In the blog post below about mothers, what does the writer say the body does under stress?
--- Start Provided text ---
Blog Post #43: Mothers and Mess
Have you ever cried in the shower? And why?
If you have, you’ll know the feeling well- hot water streaming down your back, hot tears streaming down your face, combining with the shower water so you don’t even know the physical extent of tears being shed.
I did today- cried in the shower, that is. And you bet I’m going to write about it.
Now, you might ask me- Laura, why were you crying? To which I’d tell you that the shedding of my tears was over my mother. And to all the mothers out there, keeping it together so their children can let their guards down.
You see, I was standing there, with all the shower thoughts that pass through when there’s no shower music to drown them out, when I realized that I tend to be a very tense person. When I’m stressed, my body will clench up, and I get stressed almost everything one could possibly stress about.
“Where did all this stress come from?”, I asked myself. I let the thought pass, and started wondering if my mom ever sees bits of herself in me or my sister- in the way we smile, perhaps. Because I certainly do. I see her eyebrows every time I look in the mirror, and I see the way our eyes crinkle the same way at the corners.
--- End Provided text ---
--- Start Dataset ---
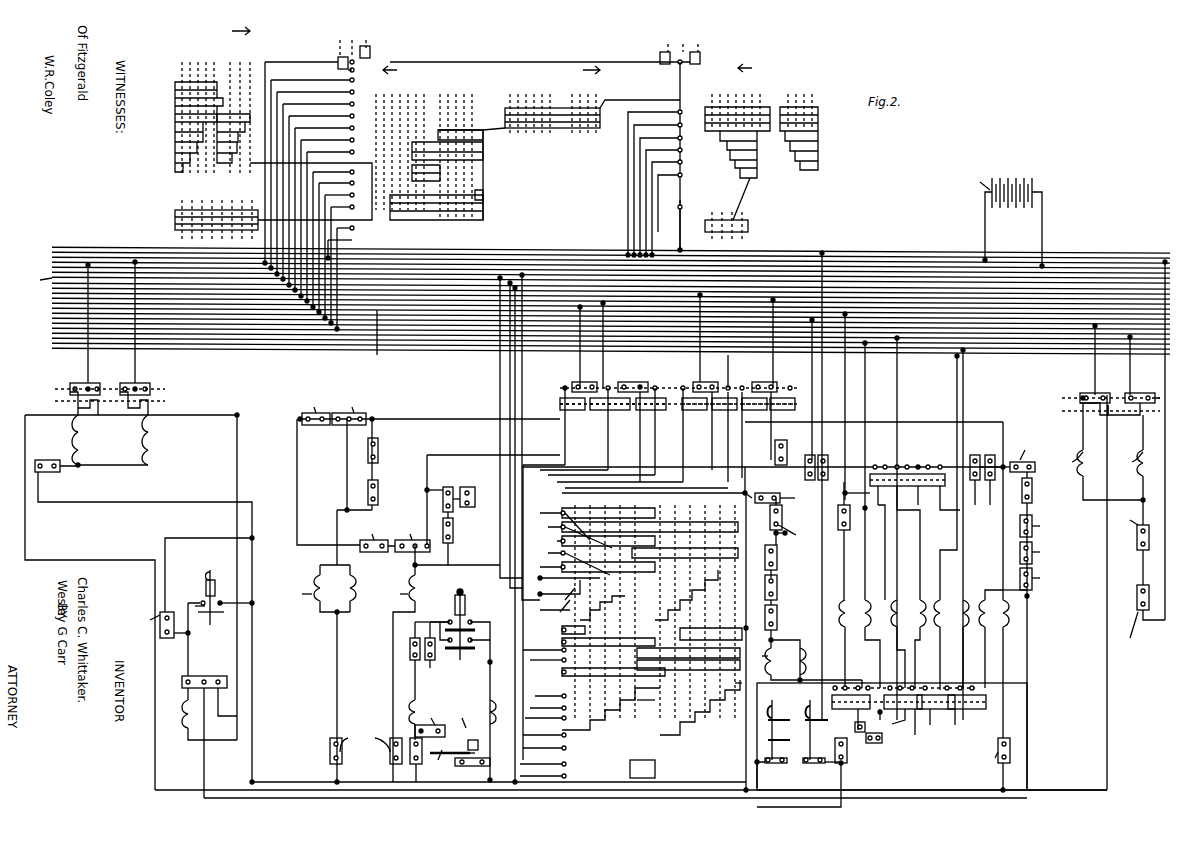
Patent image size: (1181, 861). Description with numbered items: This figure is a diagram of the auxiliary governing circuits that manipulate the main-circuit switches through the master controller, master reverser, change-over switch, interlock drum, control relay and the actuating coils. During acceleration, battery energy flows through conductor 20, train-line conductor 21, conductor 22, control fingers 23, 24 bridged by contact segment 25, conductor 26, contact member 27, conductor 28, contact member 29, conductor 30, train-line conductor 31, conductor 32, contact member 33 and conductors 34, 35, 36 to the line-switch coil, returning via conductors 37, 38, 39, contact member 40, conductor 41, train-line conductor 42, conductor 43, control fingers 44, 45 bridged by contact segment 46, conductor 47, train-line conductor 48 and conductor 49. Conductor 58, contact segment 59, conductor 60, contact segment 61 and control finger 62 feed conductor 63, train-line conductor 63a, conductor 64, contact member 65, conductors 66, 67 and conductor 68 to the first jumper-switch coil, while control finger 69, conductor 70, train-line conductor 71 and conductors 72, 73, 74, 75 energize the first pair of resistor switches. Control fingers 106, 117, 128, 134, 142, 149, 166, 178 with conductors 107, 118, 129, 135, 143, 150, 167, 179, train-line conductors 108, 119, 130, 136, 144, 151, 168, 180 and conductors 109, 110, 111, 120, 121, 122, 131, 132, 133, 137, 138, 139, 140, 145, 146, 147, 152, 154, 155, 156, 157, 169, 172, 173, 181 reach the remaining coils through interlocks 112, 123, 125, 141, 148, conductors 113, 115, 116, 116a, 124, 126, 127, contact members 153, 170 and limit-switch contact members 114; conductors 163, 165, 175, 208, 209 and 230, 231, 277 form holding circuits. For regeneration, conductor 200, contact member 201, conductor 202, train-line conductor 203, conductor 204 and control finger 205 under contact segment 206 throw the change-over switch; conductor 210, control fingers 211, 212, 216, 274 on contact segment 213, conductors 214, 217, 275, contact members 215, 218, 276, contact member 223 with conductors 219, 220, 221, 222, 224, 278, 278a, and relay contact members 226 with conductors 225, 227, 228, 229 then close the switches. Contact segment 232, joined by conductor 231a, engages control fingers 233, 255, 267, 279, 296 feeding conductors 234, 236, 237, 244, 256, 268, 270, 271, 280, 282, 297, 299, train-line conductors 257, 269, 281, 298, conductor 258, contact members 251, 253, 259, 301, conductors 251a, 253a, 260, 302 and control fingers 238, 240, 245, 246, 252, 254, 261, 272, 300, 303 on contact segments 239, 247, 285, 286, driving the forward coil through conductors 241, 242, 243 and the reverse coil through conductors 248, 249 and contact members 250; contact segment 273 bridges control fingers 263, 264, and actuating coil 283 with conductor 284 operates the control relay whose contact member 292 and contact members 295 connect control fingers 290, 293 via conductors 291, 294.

The conductor 20 is at (985, 218).
The train-line conductor 21 is at (935, 262).
The conductor 22 is at (628, 218).
The control finger 23 is at (657, 184).
The control finger 24 is at (654, 178).
The contact segment 25 is at (756, 150).
The conductor 26 is at (678, 84).
The contact member 27 is at (660, 64).
The conductor 28 is at (572, 62).
The contact member 29 is at (309, 60).
The conductor 30 is at (282, 157).
The train-line conductor 31 is at (146, 268).
The conductor 32 is at (86, 366).
The contact member 33 is at (70, 404).
The conductor 34 is at (99, 416).
The conductor 35 is at (125, 418).
The conductor 36 is at (237, 470).
The conductor 37 is at (237, 716).
The conductor 38 is at (216, 776).
The negative conductor 39 is at (290, 782).
The contact member 40 is at (1092, 416).
The conductor 41 is at (1093, 374).
The train-line conductor 42 is at (1063, 328).
The conductor 43 is at (339, 246).
The control finger 44 is at (352, 206).
The control finger 45 is at (337, 262).
The contact segment 46 is at (425, 222).
The conductor 47 is at (344, 276).
The train-line conductor 48 is at (408, 262).
The conductor 49 is at (1042, 218).
The conductor 58 is at (633, 98).
The contact segment 59 is at (572, 128).
The conductor 60 is at (496, 128).
The contact segment 61 is at (462, 152).
The control finger 62 is at (333, 167).
The conductor 63 is at (316, 234).
The train-line conductor 63a is at (420, 302).
The conductor 64 is at (580, 362).
The contact member 65 is at (585, 382).
The conductor 66 is at (600, 444).
The conductor 67 is at (460, 568).
The conductor 68 is at (393, 630).
The control finger 69 is at (675, 195).
The conductor 70 is at (678, 214).
The train-line conductor 71 is at (762, 252).
The conductor 72 is at (823, 380).
The conductor 73 is at (778, 490).
The conductor 74 is at (778, 572).
The conductor 75 is at (807, 672).
The control finger 106 is at (350, 182).
The conductor 107 is at (329, 243).
The train-line conductor 108 is at (376, 340).
The conductor 109 is at (838, 410).
The conductor 110 is at (850, 496).
The conductor 111 is at (850, 541).
The interlock 112 is at (834, 690).
The conductor 113 is at (866, 709).
The contact members 114 is at (824, 771).
The conductor 115 is at (204, 776).
The conductor 116 is at (889, 730).
The conductor 116a is at (771, 774).
The control finger 117 is at (660, 190).
The conductor 118 is at (628, 146).
The train-line conductor 119 is at (689, 337).
The conductor 120 is at (897, 367).
The conductor 121 is at (897, 552).
The conductor 122 is at (905, 665).
The interlock 123 is at (887, 666).
The conductor 124 is at (921, 727).
The interlock 125 is at (859, 673).
The conductor 126 is at (901, 720).
The conductor 127 is at (899, 738).
The control finger 128 is at (663, 196).
The conductor 129 is at (634, 168).
The train-line conductor 130 is at (733, 370).
The conductor 131 is at (865, 412).
The conductor 132 is at (862, 552).
The conductor 133 is at (895, 642).
The control finger 134 is at (666, 202).
The conductor 135 is at (640, 183).
The train-line conductor 136 is at (761, 343).
The conductor 137 is at (965, 380).
The conductor 138 is at (963, 541).
The conductor 139 is at (973, 648).
The conductor 140 is at (956, 727).
The interlock 141 is at (939, 720).
The control finger 142 is at (667, 195).
The conductor 143 is at (652, 198).
The train-line conductor 144 is at (798, 344).
The conductor 145 is at (955, 392).
The conductor 146 is at (960, 541).
The conductor 147 is at (950, 654).
The interlock 148 is at (972, 706).
The control finger 149 is at (327, 134).
The conductor 150 is at (310, 212).
The train-line conductor 151 is at (268, 336).
The conductor 152 is at (778, 378).
The contact member 153 is at (752, 386).
The conductor 154 is at (780, 438).
The conductor 155 is at (1012, 500).
The conductor 156 is at (1020, 578).
The conductor 157 is at (1003, 730).
The conductor 163 is at (25, 451).
The conductor 165 is at (272, 419).
The control finger 166 is at (324, 122).
The conductor 167 is at (305, 203).
The train-line conductor 168 is at (468, 292).
The conductor 169 is at (693, 362).
The contact member 170 is at (714, 374).
The conductor 172 is at (337, 526).
The conductor 173 is at (337, 664).
The conductor 175 is at (297, 480).
The control finger 178 is at (353, 194).
The conductor 179 is at (333, 252).
The train-line conductor 180 is at (445, 327).
The conductor 181 is at (805, 377).
The conductor 200 is at (1163, 372).
The contact member 201 is at (1142, 392).
The conductor 202 is at (1130, 370).
The train-line conductor 203 is at (1040, 340).
The conductor 204 is at (354, 240).
The control finger 205 is at (359, 228).
The contact segment 206 is at (212, 212).
The conductor 208 is at (746, 770).
The conductor 209 is at (742, 598).
The conductor 210 is at (725, 494).
The control finger 211 is at (592, 543).
The control finger 212 is at (627, 552).
The contact segment 213 is at (660, 530).
The conductor 214 is at (742, 444).
The contact member 215 is at (768, 435).
The control finger 216 is at (581, 536).
The conductor 217 is at (679, 478).
The contact member 218 is at (728, 410).
The conductor 219 is at (857, 485).
The conductor 220 is at (883, 552).
The conductor 221 is at (928, 552).
The conductor 222 is at (935, 488).
The contact member 223 is at (939, 454).
The conductor 224 is at (945, 460).
The conductor 225 is at (474, 290).
The auxiliary contact members 226 is at (221, 618).
The conductor 227 is at (237, 644).
The conductor 228 is at (171, 648).
The conductor 229 is at (215, 552).
The conductor 230 is at (777, 654).
The conductor 231 is at (785, 542).
The conductor 231a is at (235, 147).
The contact segment 232 is at (218, 150).
The control finger 233 is at (321, 110).
The conductor 234 is at (300, 195).
The conductor 236 is at (510, 377).
The conductor 237 is at (505, 678).
The control finger 238 is at (567, 728).
The contact segment 239 is at (628, 718).
The control finger 240 is at (568, 676).
The conductor 241 is at (500, 711).
The conductor 242 is at (453, 660).
The conductor 243 is at (472, 767).
The conductor 244 is at (549, 607).
The control finger 245 is at (590, 624).
The control finger 246 is at (608, 632).
The contact segment 247 is at (610, 604).
The conductor 248 is at (478, 580).
The conductor 249 is at (439, 758).
The auxiliary contact members 250 is at (452, 744).
The contact segment 251 is at (698, 410).
The conductor 251a is at (672, 431).
The control finger 252 is at (580, 598).
The contact member 253 is at (785, 377).
The conductor 253a is at (785, 405).
The control finger 254 is at (583, 590).
The control finger 255 is at (330, 146).
The conductor 256 is at (312, 221).
The train-line conductor 257 is at (358, 325).
The conductor 258 is at (636, 382).
The contact member 259 is at (631, 344).
The conductor 260 is at (633, 435).
The control finger 261 is at (554, 590).
The control finger 263 is at (560, 764).
The control finger 264 is at (560, 774).
The control finger 267 is at (318, 98).
The conductor 268 is at (296, 186).
The train-line conductor 269 is at (408, 322).
The conductor 270 is at (500, 364).
The conductor 271 is at (544, 674).
The control finger 272 is at (547, 758).
The contact segment 273 is at (658, 768).
The control finger 274 is at (594, 569).
The conductor 275 is at (610, 481).
The contact member 276 is at (622, 410).
The conductor 277 is at (347, 464).
The conductor 278 is at (623, 445).
The conductor 278a is at (885, 454).
The control finger 279 is at (312, 74).
The conductor 280 is at (288, 168).
The train-line conductor 281 is at (450, 272).
The conductor 282 is at (522, 368).
The actuating coil 283 is at (448, 565).
The conductor 284 is at (483, 594).
The contact segment 285 is at (682, 645).
The contact segment 286 is at (720, 700).
The control finger 290 is at (559, 650).
The conductor 291 is at (470, 626).
The contact member 292 is at (487, 634).
The control finger 293 is at (562, 660).
The conductor 294 is at (547, 700).
The contact members 295 is at (481, 654).
The control finger 296 is at (315, 86).
The conductor 297 is at (292, 177).
The train-line conductor 298 is at (385, 270).
The conductor 299 is at (515, 391).
The control finger 300 is at (565, 568).
The contact member 301 is at (572, 410).
The conductor 302 is at (568, 436).
The control finger 303 is at (564, 578).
--- End Dataset ---
_Result:_ It clenches up.